§ **Written exercise**:
Reproduce the lines of the material exactly, excluding every image.

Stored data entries

-------------------------

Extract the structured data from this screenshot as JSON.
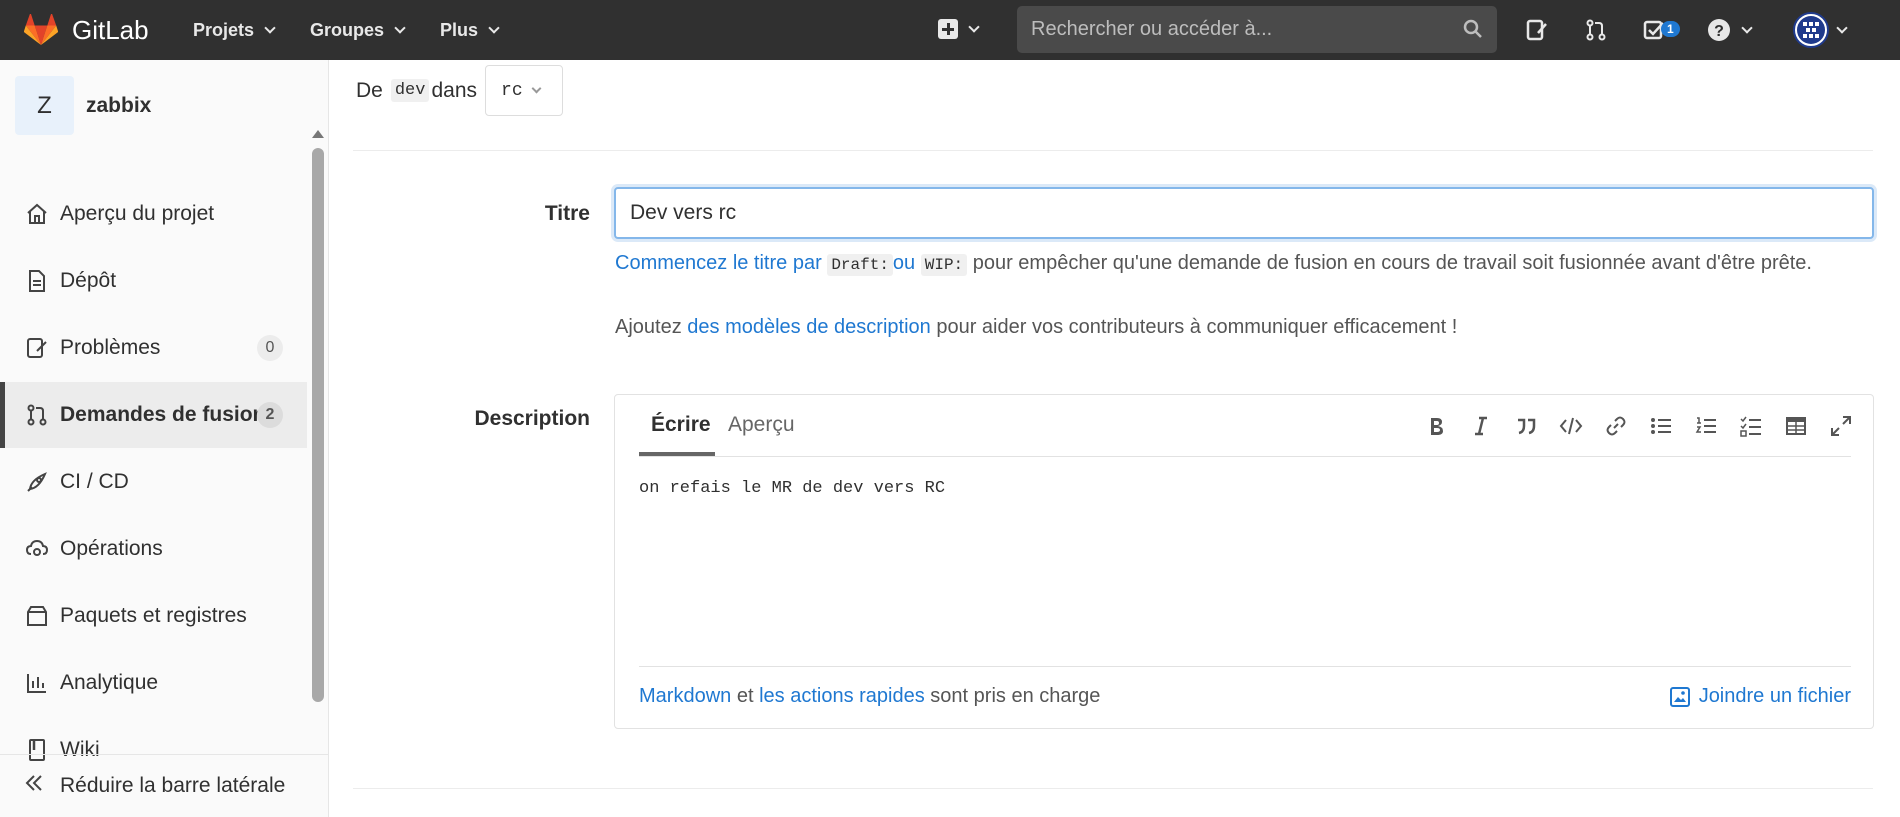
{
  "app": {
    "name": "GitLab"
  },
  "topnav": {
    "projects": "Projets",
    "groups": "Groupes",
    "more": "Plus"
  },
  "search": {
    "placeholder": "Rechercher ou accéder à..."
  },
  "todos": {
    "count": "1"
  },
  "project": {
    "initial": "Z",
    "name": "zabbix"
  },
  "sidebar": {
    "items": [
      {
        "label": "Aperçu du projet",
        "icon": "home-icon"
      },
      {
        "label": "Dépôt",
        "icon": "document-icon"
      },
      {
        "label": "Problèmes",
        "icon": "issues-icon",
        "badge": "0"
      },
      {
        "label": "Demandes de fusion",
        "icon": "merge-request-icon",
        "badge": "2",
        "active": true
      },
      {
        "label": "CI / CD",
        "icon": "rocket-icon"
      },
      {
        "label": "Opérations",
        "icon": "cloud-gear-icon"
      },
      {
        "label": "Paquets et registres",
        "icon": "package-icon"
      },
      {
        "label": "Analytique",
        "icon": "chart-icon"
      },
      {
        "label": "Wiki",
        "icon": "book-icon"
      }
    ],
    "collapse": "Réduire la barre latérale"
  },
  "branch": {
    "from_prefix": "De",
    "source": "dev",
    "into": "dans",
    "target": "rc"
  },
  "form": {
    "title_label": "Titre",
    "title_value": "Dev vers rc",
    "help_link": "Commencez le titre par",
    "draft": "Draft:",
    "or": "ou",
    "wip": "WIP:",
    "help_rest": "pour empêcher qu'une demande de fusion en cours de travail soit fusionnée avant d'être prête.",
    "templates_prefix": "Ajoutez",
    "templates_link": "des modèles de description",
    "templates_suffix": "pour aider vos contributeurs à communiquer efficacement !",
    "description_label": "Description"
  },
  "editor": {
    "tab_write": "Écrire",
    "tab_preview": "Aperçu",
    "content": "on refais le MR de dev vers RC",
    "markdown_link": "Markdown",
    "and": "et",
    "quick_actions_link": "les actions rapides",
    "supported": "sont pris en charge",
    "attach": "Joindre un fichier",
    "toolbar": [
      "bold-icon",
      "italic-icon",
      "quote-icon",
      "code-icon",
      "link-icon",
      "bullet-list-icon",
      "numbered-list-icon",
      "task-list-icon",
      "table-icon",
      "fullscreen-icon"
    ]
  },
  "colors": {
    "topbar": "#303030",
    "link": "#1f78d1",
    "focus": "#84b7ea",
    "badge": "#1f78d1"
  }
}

-------------------------

§ **Solved exercise**:
Extract the structured data from this screenshot as JSON.
{
  "app": {
    "name": "GitLab"
  },
  "topnav": {
    "projects": "Projets",
    "groups": "Groupes",
    "more": "Plus"
  },
  "search": {
    "placeholder": "Rechercher ou accéder à..."
  },
  "todos": {
    "count": "1"
  },
  "project": {
    "initial": "Z",
    "name": "zabbix"
  },
  "sidebar": {
    "items": [
      {
        "label": "Aperçu du projet",
        "icon": "home-icon"
      },
      {
        "label": "Dépôt",
        "icon": "document-icon"
      },
      {
        "label": "Problèmes",
        "icon": "issues-icon",
        "badge": "0"
      },
      {
        "label": "Demandes de fusion",
        "icon": "merge-request-icon",
        "badge": "2",
        "active": true
      },
      {
        "label": "CI / CD",
        "icon": "rocket-icon"
      },
      {
        "label": "Opérations",
        "icon": "cloud-gear-icon"
      },
      {
        "label": "Paquets et registres",
        "icon": "package-icon"
      },
      {
        "label": "Analytique",
        "icon": "chart-icon"
      },
      {
        "label": "Wiki",
        "icon": "book-icon"
      }
    ],
    "collapse": "Réduire la barre latérale"
  },
  "branch": {
    "from_prefix": "De",
    "source": "dev",
    "into": "dans",
    "target": "rc"
  },
  "form": {
    "title_label": "Titre",
    "title_value": "Dev vers rc",
    "help_link": "Commencez le titre par",
    "draft": "Draft:",
    "or": "ou",
    "wip": "WIP:",
    "help_rest": "pour empêcher qu'une demande de fusion en cours de travail soit fusionnée avant d'être prête.",
    "templates_prefix": "Ajoutez",
    "templates_link": "des modèles de description",
    "templates_suffix": "pour aider vos contributeurs à communiquer efficacement !",
    "description_label": "Description"
  },
  "editor": {
    "tab_write": "Écrire",
    "tab_preview": "Aperçu",
    "content": "on refais le MR de dev vers RC",
    "markdown_link": "Markdown",
    "and": "et",
    "quick_actions_link": "les actions rapides",
    "supported": "sont pris en charge",
    "attach": "Joindre un fichier",
    "toolbar": [
      "bold-icon",
      "italic-icon",
      "quote-icon",
      "code-icon",
      "link-icon",
      "bullet-list-icon",
      "numbered-list-icon",
      "task-list-icon",
      "table-icon",
      "fullscreen-icon"
    ]
  },
  "colors": {
    "topbar": "#303030",
    "link": "#1f78d1",
    "focus": "#84b7ea",
    "badge": "#1f78d1"
  }
}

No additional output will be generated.